==== RECORDS PROVIDED ====

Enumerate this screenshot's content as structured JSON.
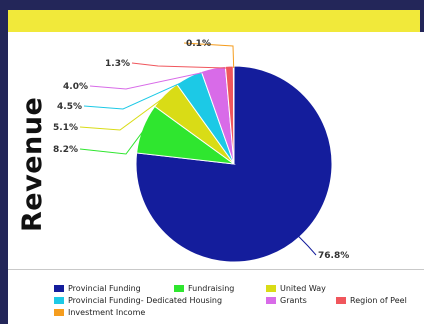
{
  "page": {
    "side_title": "Revenue"
  },
  "chart_data": {
    "type": "pie",
    "title": "",
    "slices": [
      {
        "name": "Provincial Funding",
        "value": 76.8,
        "label": "76.8%",
        "color": "#141d9c"
      },
      {
        "name": "Fundraising",
        "value": 8.2,
        "label": "8.2%",
        "color": "#2fe62f"
      },
      {
        "name": "United Way",
        "value": 5.1,
        "label": "5.1%",
        "color": "#d9dc16"
      },
      {
        "name": "Provincial Funding- Dedicated Housing",
        "value": 4.5,
        "label": "4.5%",
        "color": "#1cc9e6"
      },
      {
        "name": "Grants",
        "value": 4.0,
        "label": "4.0%",
        "color": "#d86be8"
      },
      {
        "name": "Region of Peel",
        "value": 1.3,
        "label": "1.3%",
        "color": "#f0565c"
      },
      {
        "name": "Investment Income",
        "value": 0.1,
        "label": "0.1%",
        "color": "#f59d1e"
      }
    ],
    "legend_position": "bottom"
  }
}
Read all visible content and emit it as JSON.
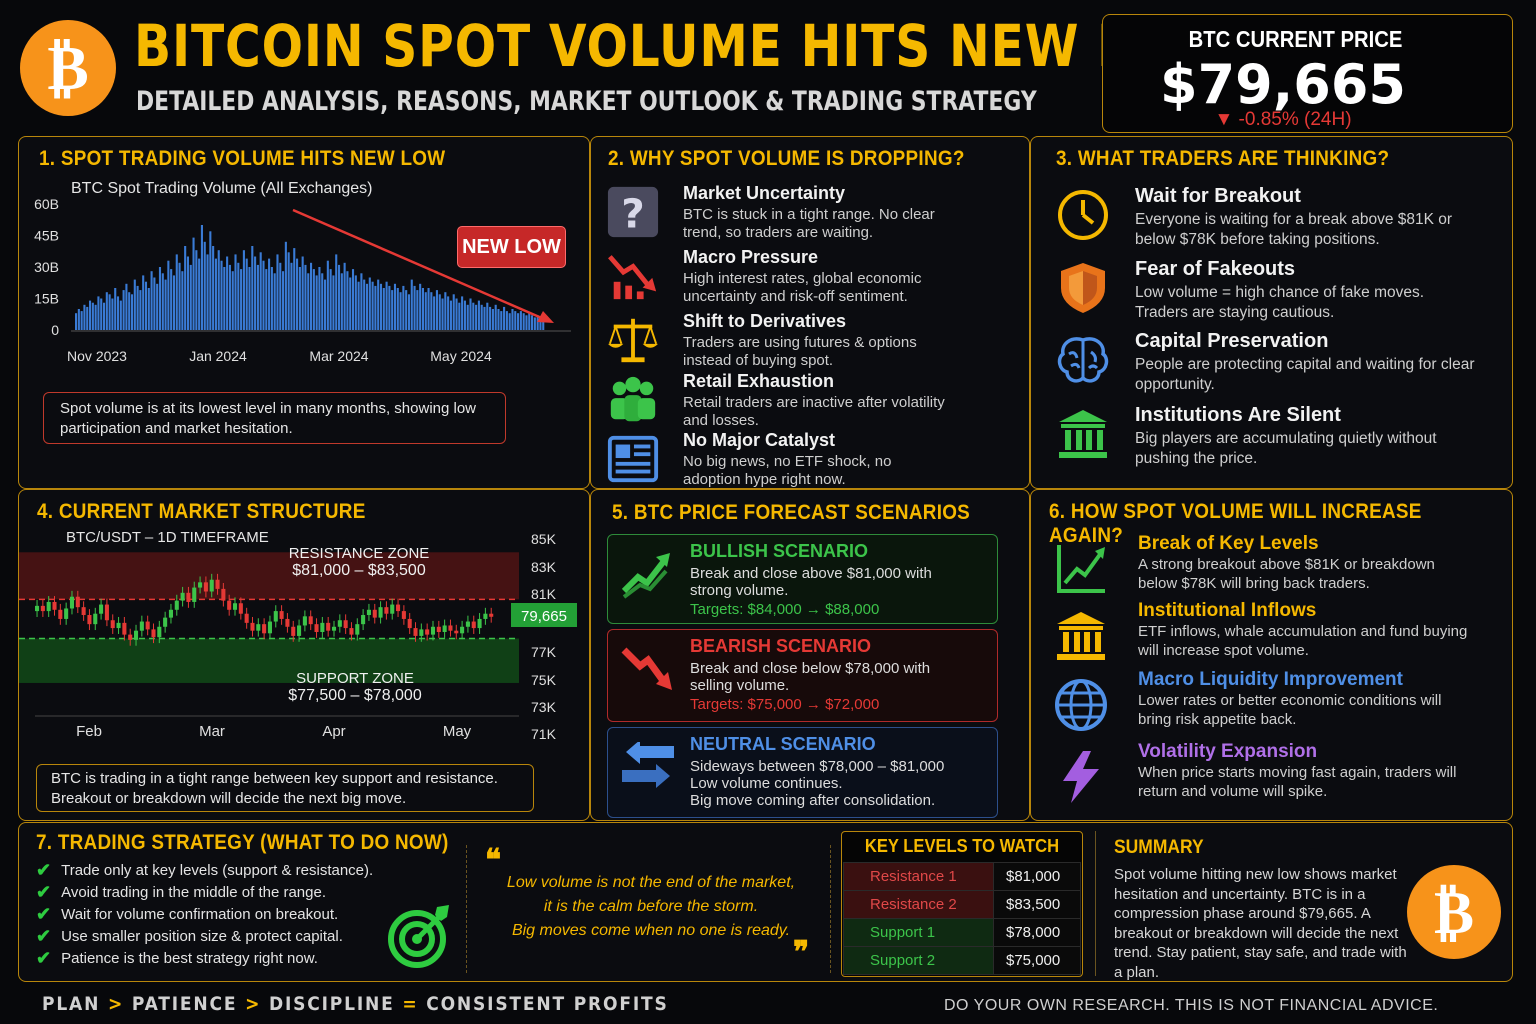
{
  "header": {
    "title": "BITCOIN SPOT VOLUME HITS NEW LOW",
    "subtitle": "DETAILED ANALYSIS, REASONS, MARKET OUTLOOK & TRADING STRATEGY",
    "price_label": "BTC CURRENT PRICE",
    "price": "$79,665",
    "change": "-0.85% (24H)"
  },
  "s1": {
    "title": "1. SPOT TRADING VOLUME HITS NEW LOW",
    "chart_title": "BTC Spot Trading Volume (All Exchanges)",
    "badge": "NEW LOW",
    "note": "Spot volume is at its lowest level in many months, showing low participation and market hesitation."
  },
  "s2": {
    "title": "2. WHY SPOT VOLUME IS DROPPING?",
    "items": [
      {
        "title": "Market Uncertainty",
        "desc": "BTC is stuck in a tight range. No clear trend, so traders are waiting.",
        "icon": "question-icon"
      },
      {
        "title": "Macro Pressure",
        "desc": "High interest rates, global economic uncertainty and risk-off sentiment.",
        "icon": "chart-down-icon"
      },
      {
        "title": "Shift to Derivatives",
        "desc": "Traders are using futures & options instead of buying spot.",
        "icon": "scales-icon"
      },
      {
        "title": "Retail Exhaustion",
        "desc": "Retail traders are inactive after volatility and losses.",
        "icon": "people-icon"
      },
      {
        "title": "No Major Catalyst",
        "desc": "No big news, no ETF shock, no adoption hype right now.",
        "icon": "news-icon"
      }
    ]
  },
  "s3": {
    "title": "3. WHAT TRADERS ARE THINKING?",
    "items": [
      {
        "title": "Wait for Breakout",
        "desc": "Everyone is waiting for a break above $81K or below $78K before taking positions.",
        "icon": "clock-icon"
      },
      {
        "title": "Fear of Fakeouts",
        "desc": "Low volume = high chance of fake moves. Traders are staying cautious.",
        "icon": "shield-icon"
      },
      {
        "title": "Capital Preservation",
        "desc": "People are protecting capital and waiting for clear opportunity.",
        "icon": "brain-icon"
      },
      {
        "title": "Institutions Are Silent",
        "desc": "Big players are accumulating quietly without pushing the price.",
        "icon": "bank-icon"
      }
    ]
  },
  "s4": {
    "title": "4. CURRENT MARKET STRUCTURE",
    "pair": "BTC/USDT – 1D TIMEFRAME",
    "resistance_label": "RESISTANCE ZONE",
    "resistance_range": "$81,000 – $83,500",
    "support_label": "SUPPORT ZONE",
    "support_range": "$77,500 – $78,000",
    "price_tag": "79,665",
    "note": "BTC is trading in a tight range between key support and resistance. Breakout or breakdown will decide the next big move."
  },
  "s5": {
    "title": "5. BTC PRICE FORECAST SCENARIOS",
    "bull": {
      "title": "BULLISH SCENARIO",
      "desc": "Break and close above $81,000 with strong volume.",
      "targets": "Targets: $84,000 → $88,000"
    },
    "bear": {
      "title": "BEARISH SCENARIO",
      "desc": "Break and close below $78,000 with selling volume.",
      "targets": "Targets: $75,000 → $72,000"
    },
    "neutral": {
      "title": "NEUTRAL SCENARIO",
      "desc1": "Sideways between $78,000 – $81,000",
      "desc2": "Low volume continues.",
      "desc3": "Big move coming after consolidation."
    }
  },
  "s6": {
    "title": "6. HOW SPOT VOLUME WILL INCREASE AGAIN?",
    "items": [
      {
        "title": "Break of Key Levels",
        "desc": "A strong breakout above $81K or breakdown below $78K will bring back traders.",
        "color": "#f5b800",
        "icon": "line-up-icon"
      },
      {
        "title": "Institutional Inflows",
        "desc": "ETF inflows, whale accumulation and fund buying will increase spot volume.",
        "color": "#f5b800",
        "icon": "bank-icon"
      },
      {
        "title": "Macro Liquidity Improvement",
        "desc": "Lower rates or better economic conditions will bring risk appetite back.",
        "color": "#4f8fe6",
        "icon": "globe-icon"
      },
      {
        "title": "Volatility Expansion",
        "desc": "When price starts moving fast again, traders will return and volume will spike.",
        "color": "#b070e8",
        "icon": "lightning-icon"
      }
    ]
  },
  "s7": {
    "title": "7. TRADING STRATEGY (WHAT TO DO NOW)",
    "checks": [
      "Trade only at key levels (support & resistance).",
      "Avoid trading in the middle of the range.",
      "Wait for volume confirmation on breakout.",
      "Use smaller position size & protect capital.",
      "Patience is the best strategy right now."
    ],
    "quote": [
      "Low volume is not the end of the market,",
      "it is the calm before the storm.",
      "Big moves come when no one is ready."
    ]
  },
  "levels": {
    "title": "KEY LEVELS TO WATCH",
    "rows": [
      {
        "name": "Resistance 1",
        "value": "$81,000",
        "color": "#e04848",
        "bg": "#3a1010"
      },
      {
        "name": "Resistance 2",
        "value": "$83,500",
        "color": "#e04848",
        "bg": "#3a1010"
      },
      {
        "name": "Support 1",
        "value": "$78,000",
        "color": "#3cc44a",
        "bg": "#0f2a12"
      },
      {
        "name": "Support 2",
        "value": "$75,000",
        "color": "#3cc44a",
        "bg": "#0f2a12"
      }
    ]
  },
  "summary": {
    "title": "SUMMARY",
    "text": "Spot volume hitting new low shows market hesitation and uncertainty. BTC is in a compression phase around $79,665. A breakout or breakdown will decide the next trend. Stay patient, stay safe, and trade with a plan."
  },
  "footer": {
    "plan": "PLAN",
    "patience": "PATIENCE",
    "discipline": "DISCIPLINE",
    "profits": "CONSISTENT PROFITS",
    "sep1": ">",
    "sep2": ">",
    "eq": "=",
    "disclaimer": "DO YOUR OWN RESEARCH. THIS IS NOT FINANCIAL ADVICE."
  },
  "chart_data": [
    {
      "type": "bar",
      "title": "BTC Spot Trading Volume (All Exchanges)",
      "x_ticks": [
        "Nov 2023",
        "Jan 2024",
        "Mar 2024",
        "May 2024"
      ],
      "y_ticks": [
        "60B",
        "45B",
        "30B",
        "15B",
        "0"
      ],
      "ylim": [
        0,
        60
      ],
      "values": [
        8,
        10,
        9,
        12,
        11,
        14,
        13,
        12,
        16,
        15,
        13,
        18,
        17,
        15,
        20,
        16,
        14,
        19,
        22,
        18,
        17,
        24,
        21,
        19,
        26,
        23,
        20,
        28,
        25,
        22,
        30,
        27,
        24,
        33,
        29,
        26,
        36,
        32,
        28,
        40,
        35,
        31,
        44,
        38,
        34,
        50,
        42,
        36,
        47,
        40,
        34,
        38,
        33,
        30,
        35,
        31,
        28,
        36,
        32,
        29,
        38,
        34,
        30,
        40,
        35,
        31,
        37,
        33,
        29,
        34,
        30,
        27,
        36,
        32,
        28,
        42,
        37,
        32,
        39,
        34,
        30,
        35,
        31,
        27,
        32,
        29,
        26,
        30,
        27,
        24,
        33,
        29,
        26,
        36,
        31,
        27,
        32,
        28,
        25,
        29,
        26,
        23,
        27,
        24,
        22,
        25,
        23,
        21,
        24,
        22,
        20,
        23,
        21,
        19,
        22,
        20,
        18,
        21,
        19,
        17,
        24,
        21,
        19,
        22,
        20,
        18,
        20,
        18,
        16,
        19,
        17,
        15,
        18,
        16,
        14,
        17,
        15,
        13,
        16,
        14,
        12,
        15,
        13,
        12,
        14,
        12,
        11,
        13,
        11,
        10,
        12,
        10,
        9,
        11,
        9,
        8,
        10,
        9,
        8,
        9,
        8,
        7,
        8,
        7,
        6,
        7,
        6,
        5
      ],
      "annotation": "NEW LOW"
    },
    {
      "type": "candlestick",
      "title": "BTC/USDT – 1D TIMEFRAME",
      "x_ticks": [
        "Feb",
        "Mar",
        "Apr",
        "May"
      ],
      "y_ticks": [
        "85K",
        "83K",
        "81K",
        "79,665",
        "77K",
        "75K",
        "73K",
        "71K"
      ],
      "ylim": [
        71,
        86
      ],
      "closes": [
        80.5,
        80.1,
        80.8,
        80.2,
        79.5,
        80.3,
        81.2,
        80.4,
        79.8,
        79.1,
        79.9,
        80.6,
        79.4,
        78.8,
        79.2,
        78.3,
        77.9,
        78.6,
        79.3,
        78.7,
        78.1,
        78.9,
        79.6,
        80.2,
        80.9,
        81.5,
        80.8,
        81.9,
        82.3,
        81.6,
        82.5,
        81.8,
        80.9,
        80.2,
        80.7,
        79.9,
        79.2,
        78.6,
        79.1,
        78.4,
        79.3,
        80.1,
        79.5,
        78.9,
        78.2,
        79.0,
        79.7,
        79.1,
        78.5,
        79.2,
        78.6,
        78.9,
        79.4,
        78.8,
        78.3,
        79.1,
        79.8,
        80.2,
        79.6,
        80.4,
        79.9,
        80.6,
        80.1,
        79.5,
        78.8,
        78.2,
        78.7,
        78.3,
        78.9,
        78.5,
        79.0,
        78.6,
        78.4,
        78.9,
        79.3,
        78.8,
        79.5,
        79.9,
        79.665
      ]
    }
  ]
}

====

WRITTEN PROBLEM | Gather each line in the entries above where the string "trend" is found.

FINISHED TASK |
        "desc": "BTC is stuck in a tight range. No clear trend, so traders are waiting.",
    "text": "Spot volume hitting new low shows market hesitation and uncertainty. BTC is in a compression phase around $79,665. A breakout or breakdown will decide the next trend. Stay patient, stay safe, and trade with a plan."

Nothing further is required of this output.